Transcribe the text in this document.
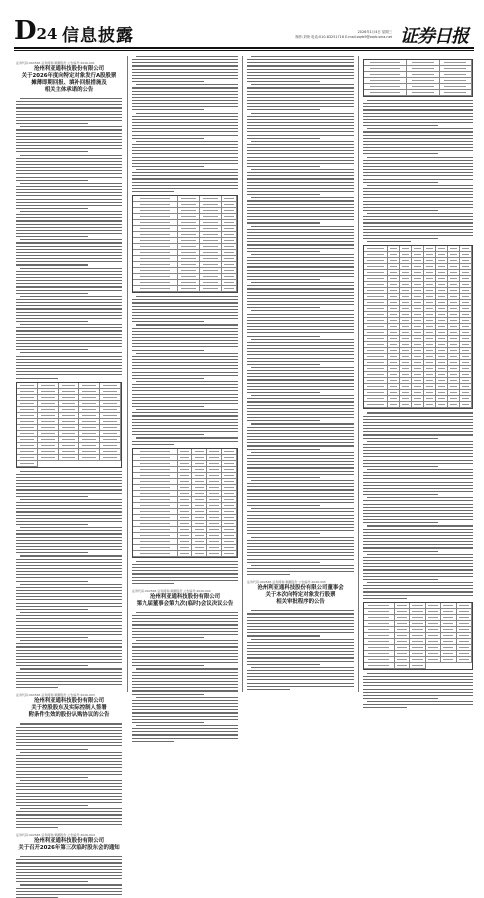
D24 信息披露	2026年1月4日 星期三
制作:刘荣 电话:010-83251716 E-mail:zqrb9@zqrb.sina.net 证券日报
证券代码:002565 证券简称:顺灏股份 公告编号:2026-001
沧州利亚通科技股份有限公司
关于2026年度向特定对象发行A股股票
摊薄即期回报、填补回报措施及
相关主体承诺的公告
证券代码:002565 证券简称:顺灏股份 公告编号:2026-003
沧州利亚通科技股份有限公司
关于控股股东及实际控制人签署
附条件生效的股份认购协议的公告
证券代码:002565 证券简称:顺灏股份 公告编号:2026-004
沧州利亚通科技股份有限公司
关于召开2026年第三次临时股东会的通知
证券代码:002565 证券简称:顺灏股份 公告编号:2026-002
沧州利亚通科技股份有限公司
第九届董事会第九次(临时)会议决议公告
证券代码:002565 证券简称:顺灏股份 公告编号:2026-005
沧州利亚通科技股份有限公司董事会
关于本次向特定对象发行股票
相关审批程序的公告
——
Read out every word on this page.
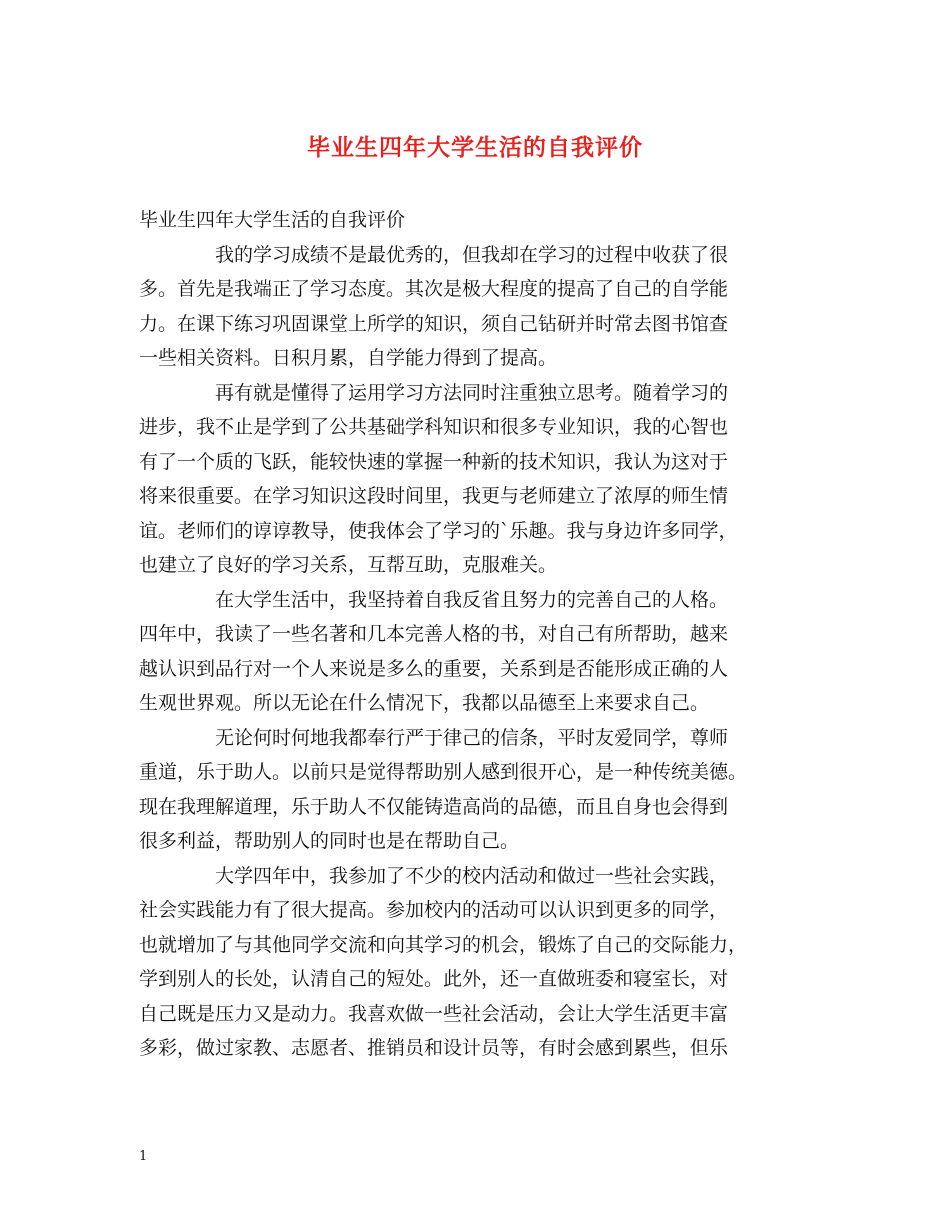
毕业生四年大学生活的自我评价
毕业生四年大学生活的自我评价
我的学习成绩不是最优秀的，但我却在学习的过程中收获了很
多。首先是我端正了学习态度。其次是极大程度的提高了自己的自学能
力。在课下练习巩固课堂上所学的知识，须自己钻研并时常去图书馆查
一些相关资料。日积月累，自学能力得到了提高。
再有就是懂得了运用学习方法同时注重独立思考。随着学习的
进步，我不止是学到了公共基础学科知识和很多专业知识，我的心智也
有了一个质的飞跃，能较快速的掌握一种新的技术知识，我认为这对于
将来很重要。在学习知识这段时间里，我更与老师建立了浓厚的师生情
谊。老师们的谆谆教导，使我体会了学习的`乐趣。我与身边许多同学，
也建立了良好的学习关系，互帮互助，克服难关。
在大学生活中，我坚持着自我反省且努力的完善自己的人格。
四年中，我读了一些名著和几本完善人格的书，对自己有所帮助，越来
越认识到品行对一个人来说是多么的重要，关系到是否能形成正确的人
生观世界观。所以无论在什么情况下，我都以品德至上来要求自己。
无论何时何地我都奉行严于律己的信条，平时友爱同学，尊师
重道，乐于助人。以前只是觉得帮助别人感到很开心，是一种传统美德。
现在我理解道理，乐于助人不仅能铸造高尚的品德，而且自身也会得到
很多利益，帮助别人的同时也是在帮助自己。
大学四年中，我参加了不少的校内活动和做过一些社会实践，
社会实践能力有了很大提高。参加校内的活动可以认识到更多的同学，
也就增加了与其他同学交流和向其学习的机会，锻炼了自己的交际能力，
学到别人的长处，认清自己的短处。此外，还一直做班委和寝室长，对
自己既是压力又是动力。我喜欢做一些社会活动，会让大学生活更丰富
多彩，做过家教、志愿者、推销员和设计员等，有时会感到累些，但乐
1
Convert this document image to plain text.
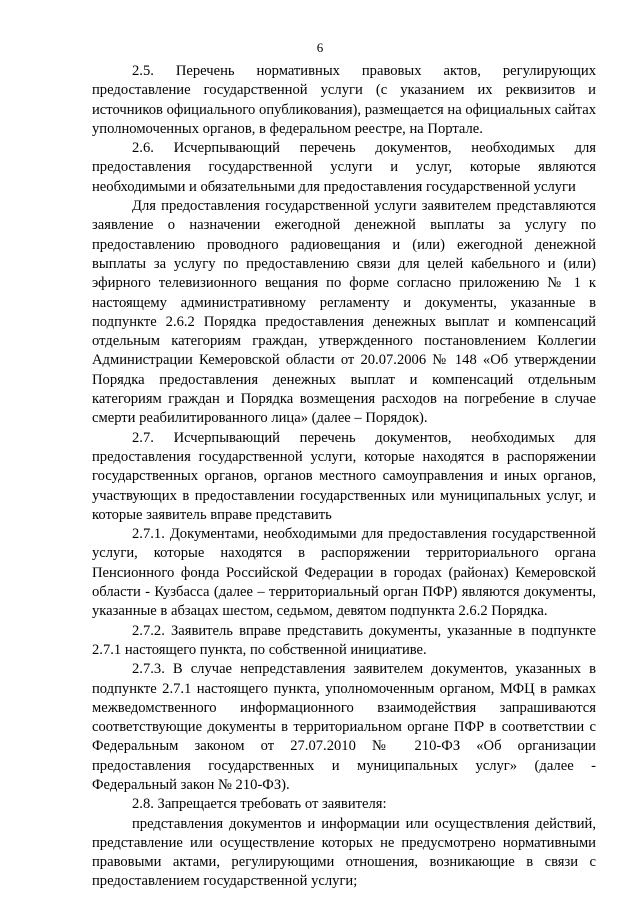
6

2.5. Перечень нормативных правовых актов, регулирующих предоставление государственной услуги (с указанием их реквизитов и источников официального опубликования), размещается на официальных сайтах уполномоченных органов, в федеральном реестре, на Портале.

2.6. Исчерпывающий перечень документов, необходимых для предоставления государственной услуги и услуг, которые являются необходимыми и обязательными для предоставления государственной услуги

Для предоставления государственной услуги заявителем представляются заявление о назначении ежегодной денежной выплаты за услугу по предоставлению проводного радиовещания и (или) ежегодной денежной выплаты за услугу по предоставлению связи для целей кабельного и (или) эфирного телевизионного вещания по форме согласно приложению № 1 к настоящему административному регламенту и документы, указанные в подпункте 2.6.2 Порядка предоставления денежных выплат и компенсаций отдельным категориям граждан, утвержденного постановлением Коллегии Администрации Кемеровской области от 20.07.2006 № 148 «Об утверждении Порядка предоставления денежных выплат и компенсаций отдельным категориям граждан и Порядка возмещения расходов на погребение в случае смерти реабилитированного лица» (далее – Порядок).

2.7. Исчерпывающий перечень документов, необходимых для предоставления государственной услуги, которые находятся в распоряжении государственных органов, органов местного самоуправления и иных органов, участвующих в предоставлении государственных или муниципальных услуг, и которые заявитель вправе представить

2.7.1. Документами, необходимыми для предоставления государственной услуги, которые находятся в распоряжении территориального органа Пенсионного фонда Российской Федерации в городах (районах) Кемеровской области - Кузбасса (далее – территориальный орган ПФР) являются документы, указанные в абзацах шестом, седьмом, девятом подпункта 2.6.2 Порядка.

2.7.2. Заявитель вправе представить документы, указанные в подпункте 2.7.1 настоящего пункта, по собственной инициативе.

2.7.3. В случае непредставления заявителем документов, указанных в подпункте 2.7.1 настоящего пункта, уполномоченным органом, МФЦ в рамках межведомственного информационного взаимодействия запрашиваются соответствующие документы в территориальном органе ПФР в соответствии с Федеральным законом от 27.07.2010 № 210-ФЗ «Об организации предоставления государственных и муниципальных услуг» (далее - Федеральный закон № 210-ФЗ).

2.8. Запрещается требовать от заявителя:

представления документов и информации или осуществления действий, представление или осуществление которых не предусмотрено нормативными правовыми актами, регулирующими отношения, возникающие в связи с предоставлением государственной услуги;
——
**WRITTEN TASK:**
From the listing above, copy all lines holding the word "которые".

**COMPLETE RESPONSE:**
2.6. Исчерпывающий перечень документов, необходимых для предоставления государственной услуги и услуг, которые являются необходимыми и обязательными для предоставления государственной услуги
2.7. Исчерпывающий перечень документов, необходимых для предоставления государственной услуги, которые находятся в распоряжении государственных органов, органов местного самоуправления и иных органов, участвующих в предоставлении государственных или муниципальных услуг, и которые заявитель вправе представить
2.7.1. Документами, необходимыми для предоставления государственной услуги, которые находятся в распоряжении территориального органа Пенсионного фонда Российской Федерации в городах (районах) Кемеровской области - Кузбасса (далее – территориальный орган ПФР) являются документы, указанные в абзацах шестом, седьмом, девятом подпункта 2.6.2 Порядка.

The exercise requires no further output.